Figure record extracts:
════════════════════
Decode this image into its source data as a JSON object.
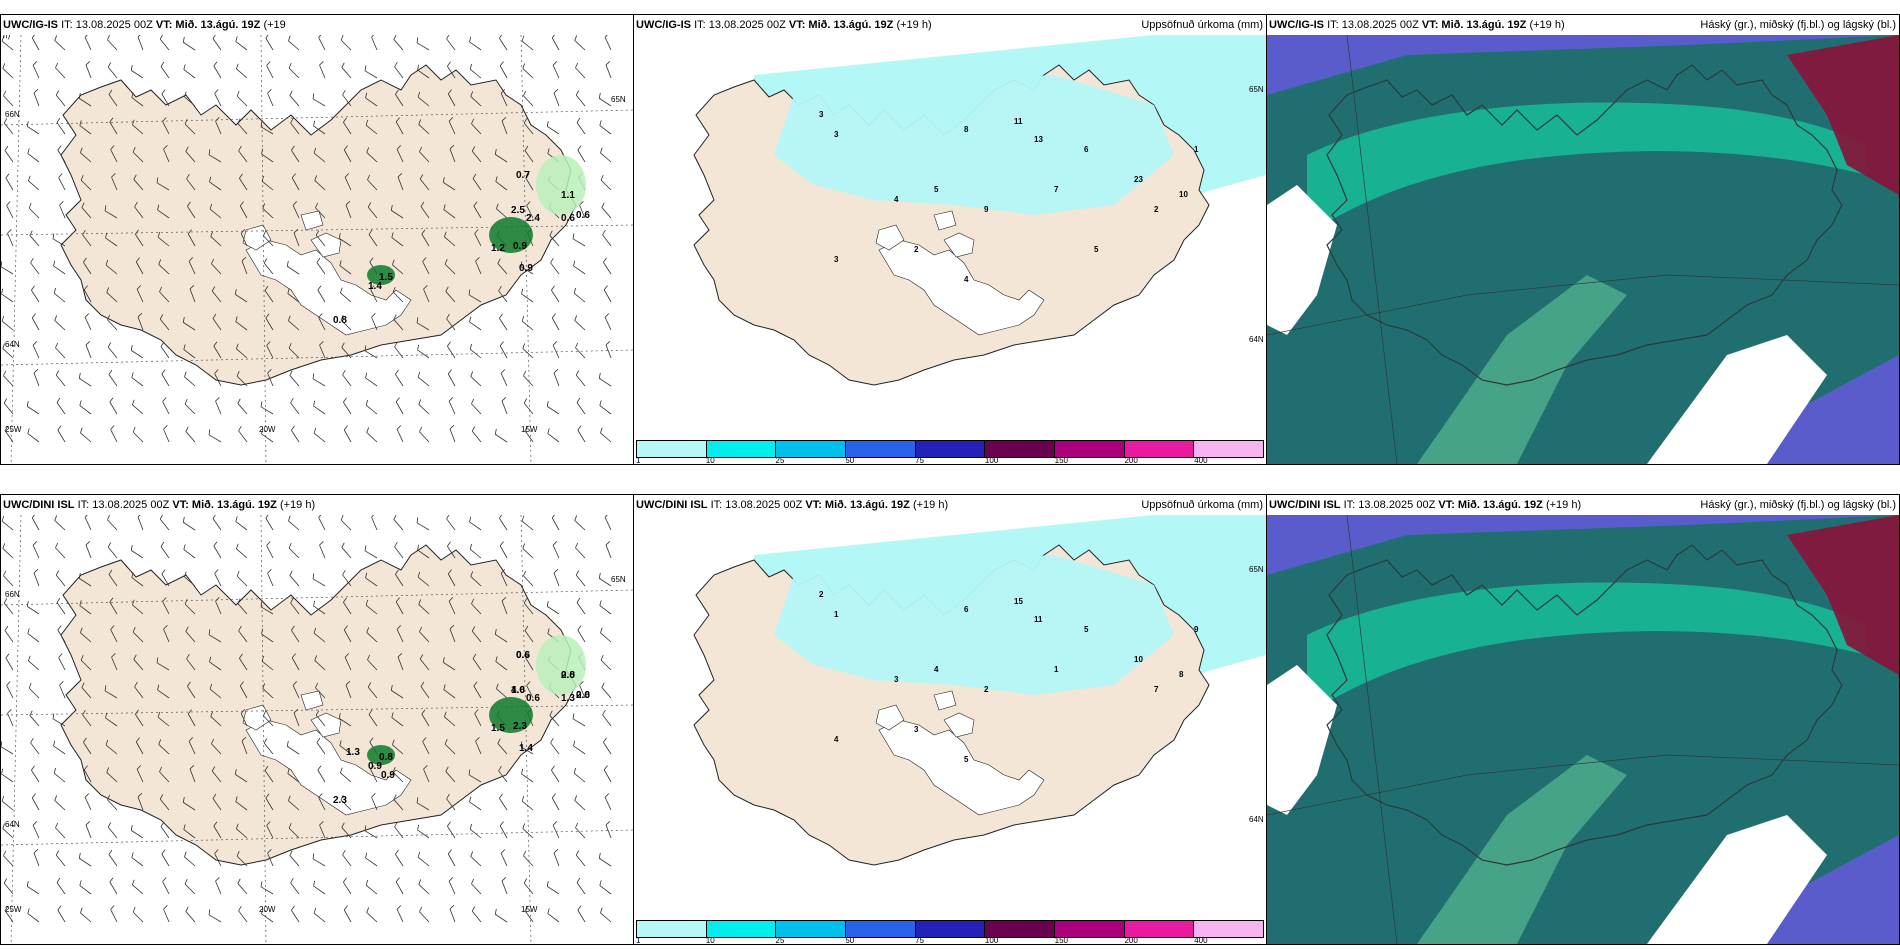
{
  "panels": [
    {
      "id": "p1",
      "header": {
        "src": "UWC/IG-IS",
        "it": "IT: 13.08.2025 00Z",
        "vt": "VT: Mið. 13.ágú. 19Z",
        "lead": "(+19",
        "wrap": "h)",
        "right": ""
      },
      "axis_labels": [
        "66N",
        "64N",
        "25W",
        "20W",
        "15W",
        "65N"
      ],
      "values": [
        "0.7",
        "1.1",
        "0.6",
        "2.5",
        "2.4",
        "0.6",
        "1.2",
        "0.9",
        "0.9",
        "1.5",
        "1.4",
        "0.8"
      ]
    },
    {
      "id": "p2",
      "header": {
        "src": "UWC/IG-IS",
        "it": "IT: 13.08.2025 00Z",
        "vt": "VT: Mið. 13.ágú. 19Z",
        "lead": "(+19 h)",
        "right": "Uppsöfnuð úrkoma (mm)"
      },
      "axis_labels": [
        "65N",
        "64N"
      ],
      "values": [
        "3",
        "3",
        "11",
        "13",
        "23",
        "10",
        "8",
        "6",
        "5",
        "4",
        "2",
        "1",
        "7",
        "9",
        "2",
        "3",
        "4",
        "5"
      ]
    },
    {
      "id": "p3",
      "header": {
        "src": "UWC/IG-IS",
        "it": "IT: 13.08.2025 00Z",
        "vt": "VT: Mið. 13.ágú. 19Z",
        "lead": "(+19 h)",
        "right": "Háský (gr.), miðský (fj.bl.) og lágský (bl.)"
      },
      "axis_labels": [],
      "values": []
    },
    {
      "id": "p4",
      "header": {
        "src": "UWC/DINI ISL",
        "it": "IT: 13.08.2025 00Z",
        "vt": "VT: Mið. 13.ágú. 19Z",
        "lead": "(+19 h)",
        "right": ""
      },
      "axis_labels": [
        "66N",
        "64N",
        "25W",
        "20W",
        "15W",
        "65N"
      ],
      "values": [
        "0.6",
        "0.8",
        "0.6",
        "1.6",
        "0.6",
        "1.3",
        "1.5",
        "2.3",
        "1.4",
        "0.8",
        "0.9",
        "2.3",
        "1.3",
        "0.9",
        "0.6",
        "2.0",
        "2.0",
        "4.0"
      ]
    },
    {
      "id": "p5",
      "header": {
        "src": "UWC/DINI ISL",
        "it": "IT: 13.08.2025 00Z",
        "vt": "VT: Mið. 13.ágú. 19Z",
        "lead": "(+19 h)",
        "right": "Uppsöfnuð úrkoma (mm)"
      },
      "axis_labels": [
        "65N",
        "64N"
      ],
      "values": [
        "2",
        "1",
        "15",
        "11",
        "10",
        "8",
        "6",
        "5",
        "4",
        "3",
        "7",
        "9",
        "1",
        "2",
        "3",
        "4",
        "5"
      ]
    },
    {
      "id": "p6",
      "header": {
        "src": "UWC/DINI ISL",
        "it": "IT: 13.08.2025 00Z",
        "vt": "VT: Mið. 13.ágú. 19Z",
        "lead": "(+19 h)",
        "right": "Háský (gr.), miðský (fj.bl.) og lágský (bl.)"
      },
      "axis_labels": [],
      "values": []
    }
  ],
  "legend": {
    "ticks": [
      "1",
      "10",
      "25",
      "50",
      "75",
      "100",
      "150",
      "200",
      "400"
    ],
    "colors": [
      "#b4f8f8",
      "#00eeee",
      "#00bfea",
      "#2a62ea",
      "#2222b8",
      "#6a0050",
      "#aa007a",
      "#ea1aa0",
      "#f8b4f0"
    ]
  },
  "palette": {
    "land": "#f3e6d6",
    "ice": "#ffffff",
    "precip": "#b3f7f7",
    "green_dark": "#0c7a2a",
    "green_light": "#b8f0b8",
    "cloud_teal": "#1f6f6a",
    "cloud_green": "#16c29a",
    "cloud_blue": "#5b5ccc",
    "cloud_red": "#8a1238",
    "sea": "#ffffff"
  }
}
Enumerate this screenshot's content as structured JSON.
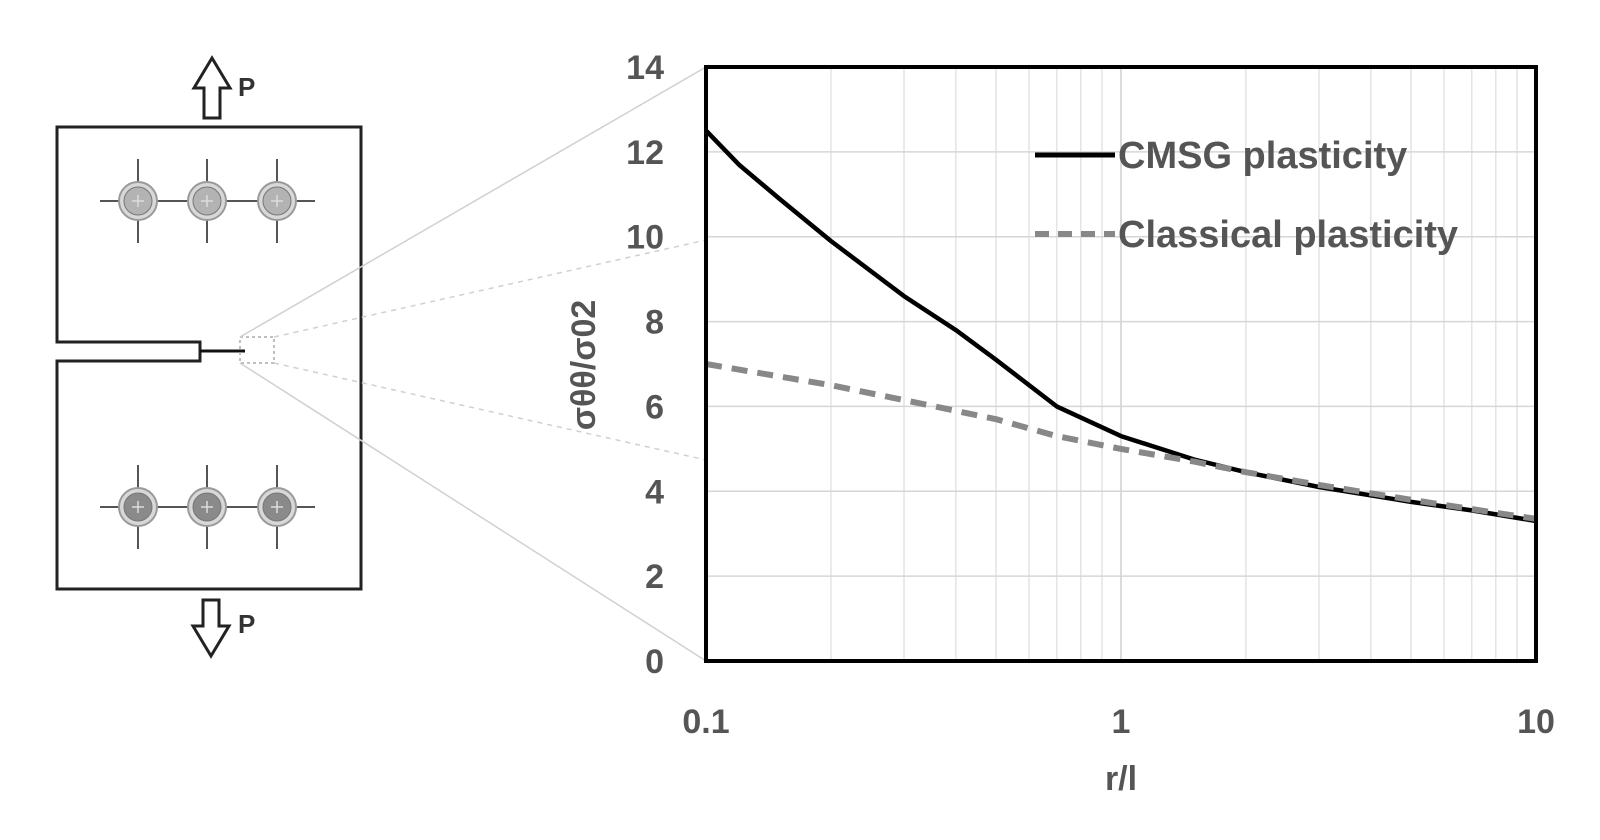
{
  "specimen": {
    "load_top_label": "P",
    "load_bottom_label": "P"
  },
  "chart_data": {
    "type": "line",
    "xscale": "log",
    "xlim": [
      0.1,
      10
    ],
    "ylim": [
      0,
      14
    ],
    "x_ticks": [
      "0.1",
      "1",
      "10"
    ],
    "y_ticks": [
      "0",
      "2",
      "4",
      "6",
      "8",
      "10",
      "12",
      "14"
    ],
    "xlabel": "r/l",
    "ylabel": "σθθ/σ02",
    "grid": true,
    "legend_position": "top-right",
    "series": [
      {
        "name": "CMSG plasticity",
        "color": "#000000",
        "dash": "solid",
        "points": [
          [
            0.1,
            12.5
          ],
          [
            0.12,
            11.7
          ],
          [
            0.15,
            10.9
          ],
          [
            0.2,
            9.9
          ],
          [
            0.3,
            8.6
          ],
          [
            0.4,
            7.8
          ],
          [
            0.5,
            7.1
          ],
          [
            0.7,
            6.0
          ],
          [
            1.0,
            5.3
          ],
          [
            1.5,
            4.75
          ],
          [
            2.0,
            4.45
          ],
          [
            3.0,
            4.1
          ],
          [
            5.0,
            3.75
          ],
          [
            7.0,
            3.55
          ],
          [
            10.0,
            3.3
          ]
        ]
      },
      {
        "name": "Classical plasticity",
        "color": "#888888",
        "dash": "dashed",
        "points": [
          [
            0.1,
            7.0
          ],
          [
            0.2,
            6.5
          ],
          [
            0.3,
            6.15
          ],
          [
            0.5,
            5.7
          ],
          [
            0.7,
            5.3
          ],
          [
            1.0,
            5.0
          ],
          [
            1.5,
            4.7
          ],
          [
            2.0,
            4.45
          ],
          [
            3.0,
            4.15
          ],
          [
            5.0,
            3.8
          ],
          [
            10.0,
            3.35
          ]
        ]
      }
    ]
  }
}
════════════════════
#### WORK TO COMPLETE
All of the data above should be quoted exactly, except for the pictures.

#### EXERCISE OUTPUT
Decode this image into its source data as a JSON object.
{
  "panels": [
    {
      "id": "p1",
      "header": {
        "src": "UWC/IG-IS",
        "it": "IT: 13.08.2025 00Z",
        "vt": "VT: Mið. 13.ágú. 19Z",
        "lead": "(+19",
        "wrap": "h)",
        "right": ""
      },
      "axis_labels": [
        "66N",
        "64N",
        "25W",
        "20W",
        "15W",
        "65N"
      ],
      "values": [
        "0.7",
        "1.1",
        "0.6",
        "2.5",
        "2.4",
        "0.6",
        "1.2",
        "0.9",
        "0.9",
        "1.5",
        "1.4",
        "0.8"
      ]
    },
    {
      "id": "p2",
      "header": {
        "src": "UWC/IG-IS",
        "it": "IT: 13.08.2025 00Z",
        "vt": "VT: Mið. 13.ágú. 19Z",
        "lead": "(+19 h)",
        "right": "Uppsöfnuð úrkoma (mm)"
      },
      "axis_labels": [
        "65N",
        "64N"
      ],
      "values": [
        "3",
        "3",
        "11",
        "13",
        "23",
        "10",
        "8",
        "6",
        "5",
        "4",
        "2",
        "1",
        "7",
        "9",
        "2",
        "3",
        "4",
        "5"
      ]
    },
    {
      "id": "p3",
      "header": {
        "src": "UWC/IG-IS",
        "it": "IT: 13.08.2025 00Z",
        "vt": "VT: Mið. 13.ágú. 19Z",
        "lead": "(+19 h)",
        "right": "Háský (gr.), miðský (fj.bl.) og lágský (bl.)"
      },
      "axis_labels": [],
      "values": []
    },
    {
      "id": "p4",
      "header": {
        "src": "UWC/DINI ISL",
        "it": "IT: 13.08.2025 00Z",
        "vt": "VT: Mið. 13.ágú. 19Z",
        "lead": "(+19 h)",
        "right": ""
      },
      "axis_labels": [
        "66N",
        "64N",
        "25W",
        "20W",
        "15W",
        "65N"
      ],
      "values": [
        "0.6",
        "0.8",
        "0.6",
        "1.6",
        "0.6",
        "1.3",
        "1.5",
        "2.3",
        "1.4",
        "0.8",
        "0.9",
        "2.3",
        "1.3",
        "0.9",
        "0.6",
        "2.0",
        "2.0",
        "4.0"
      ]
    },
    {
      "id": "p5",
      "header": {
        "src": "UWC/DINI ISL",
        "it": "IT: 13.08.2025 00Z",
        "vt": "VT: Mið. 13.ágú. 19Z",
        "lead": "(+19 h)",
        "right": "Uppsöfnuð úrkoma (mm)"
      },
      "axis_labels": [
        "65N",
        "64N"
      ],
      "values": [
        "2",
        "1",
        "15",
        "11",
        "10",
        "8",
        "6",
        "5",
        "4",
        "3",
        "7",
        "9",
        "1",
        "2",
        "3",
        "4",
        "5"
      ]
    },
    {
      "id": "p6",
      "header": {
        "src": "UWC/DINI ISL",
        "it": "IT: 13.08.2025 00Z",
        "vt": "VT: Mið. 13.ágú. 19Z",
        "lead": "(+19 h)",
        "right": "Háský (gr.), miðský (fj.bl.) og lágský (bl.)"
      },
      "axis_labels": [],
      "values": []
    }
  ],
  "legend": {
    "ticks": [
      "1",
      "10",
      "25",
      "50",
      "75",
      "100",
      "150",
      "200",
      "400"
    ],
    "colors": [
      "#b4f8f8",
      "#00eeee",
      "#00bfea",
      "#2a62ea",
      "#2222b8",
      "#6a0050",
      "#aa007a",
      "#ea1aa0",
      "#f8b4f0"
    ]
  },
  "palette": {
    "land": "#f3e6d6",
    "ice": "#ffffff",
    "precip": "#b3f7f7",
    "green_dark": "#0c7a2a",
    "green_light": "#b8f0b8",
    "cloud_teal": "#1f6f6a",
    "cloud_green": "#16c29a",
    "cloud_blue": "#5b5ccc",
    "cloud_red": "#8a1238",
    "sea": "#ffffff"
  }
}
Enumerate this screenshot's content as structured JSON.
{
  "specimen": {
    "load_top_label": "P",
    "load_bottom_label": "P"
  },
  "chart_data": {
    "type": "line",
    "xscale": "log",
    "xlim": [
      0.1,
      10
    ],
    "ylim": [
      0,
      14
    ],
    "x_ticks": [
      "0.1",
      "1",
      "10"
    ],
    "y_ticks": [
      "0",
      "2",
      "4",
      "6",
      "8",
      "10",
      "12",
      "14"
    ],
    "xlabel": "r/l",
    "ylabel": "σθθ/σ02",
    "grid": true,
    "legend_position": "top-right",
    "series": [
      {
        "name": "CMSG plasticity",
        "color": "#000000",
        "dash": "solid",
        "points": [
          [
            0.1,
            12.5
          ],
          [
            0.12,
            11.7
          ],
          [
            0.15,
            10.9
          ],
          [
            0.2,
            9.9
          ],
          [
            0.3,
            8.6
          ],
          [
            0.4,
            7.8
          ],
          [
            0.5,
            7.1
          ],
          [
            0.7,
            6.0
          ],
          [
            1.0,
            5.3
          ],
          [
            1.5,
            4.75
          ],
          [
            2.0,
            4.45
          ],
          [
            3.0,
            4.1
          ],
          [
            5.0,
            3.75
          ],
          [
            7.0,
            3.55
          ],
          [
            10.0,
            3.3
          ]
        ]
      },
      {
        "name": "Classical plasticity",
        "color": "#888888",
        "dash": "dashed",
        "points": [
          [
            0.1,
            7.0
          ],
          [
            0.2,
            6.5
          ],
          [
            0.3,
            6.15
          ],
          [
            0.5,
            5.7
          ],
          [
            0.7,
            5.3
          ],
          [
            1.0,
            5.0
          ],
          [
            1.5,
            4.7
          ],
          [
            2.0,
            4.45
          ],
          [
            3.0,
            4.15
          ],
          [
            5.0,
            3.8
          ],
          [
            10.0,
            3.35
          ]
        ]
      }
    ]
  }
}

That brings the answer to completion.